======== EXERCISE DATA
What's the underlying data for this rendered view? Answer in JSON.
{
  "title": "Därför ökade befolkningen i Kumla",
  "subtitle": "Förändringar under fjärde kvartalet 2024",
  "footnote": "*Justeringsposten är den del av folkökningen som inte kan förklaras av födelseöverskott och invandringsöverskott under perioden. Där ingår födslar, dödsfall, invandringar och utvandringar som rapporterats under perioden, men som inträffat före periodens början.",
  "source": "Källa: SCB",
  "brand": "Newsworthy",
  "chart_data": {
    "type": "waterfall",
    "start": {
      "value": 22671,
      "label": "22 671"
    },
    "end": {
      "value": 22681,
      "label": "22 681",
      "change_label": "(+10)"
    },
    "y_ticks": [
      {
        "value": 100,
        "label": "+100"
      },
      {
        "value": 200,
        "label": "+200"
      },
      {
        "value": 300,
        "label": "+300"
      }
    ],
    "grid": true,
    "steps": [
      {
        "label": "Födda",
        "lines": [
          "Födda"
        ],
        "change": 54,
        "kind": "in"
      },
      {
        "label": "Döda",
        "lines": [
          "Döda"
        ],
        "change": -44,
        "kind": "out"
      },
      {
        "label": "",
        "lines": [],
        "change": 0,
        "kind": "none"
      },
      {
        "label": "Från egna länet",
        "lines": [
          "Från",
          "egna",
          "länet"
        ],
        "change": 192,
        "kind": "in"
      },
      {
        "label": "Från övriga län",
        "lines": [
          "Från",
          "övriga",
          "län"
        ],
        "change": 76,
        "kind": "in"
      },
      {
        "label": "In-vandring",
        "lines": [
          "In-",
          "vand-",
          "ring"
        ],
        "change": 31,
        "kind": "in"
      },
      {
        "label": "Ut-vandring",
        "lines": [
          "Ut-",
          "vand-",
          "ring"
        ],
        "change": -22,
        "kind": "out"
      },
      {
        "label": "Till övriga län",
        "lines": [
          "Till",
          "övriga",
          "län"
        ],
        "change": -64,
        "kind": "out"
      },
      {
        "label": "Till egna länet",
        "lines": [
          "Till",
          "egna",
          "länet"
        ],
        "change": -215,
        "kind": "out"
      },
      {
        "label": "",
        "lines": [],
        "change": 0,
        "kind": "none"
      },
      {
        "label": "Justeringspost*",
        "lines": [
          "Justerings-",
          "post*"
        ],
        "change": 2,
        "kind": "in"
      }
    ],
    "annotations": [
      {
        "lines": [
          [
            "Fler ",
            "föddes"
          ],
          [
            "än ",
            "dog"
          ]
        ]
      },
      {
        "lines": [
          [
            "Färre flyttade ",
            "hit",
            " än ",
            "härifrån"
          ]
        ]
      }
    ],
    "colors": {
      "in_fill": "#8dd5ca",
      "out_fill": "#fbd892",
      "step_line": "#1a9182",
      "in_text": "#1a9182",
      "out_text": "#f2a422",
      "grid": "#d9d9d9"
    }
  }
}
================
STATED PROBLEM: Return every line above in which the string "länet" occurs.

EXERCISE OUTPUT:
        "label": "Från egna länet",
          "länet"
        "label": "Till egna länet",
          "länet"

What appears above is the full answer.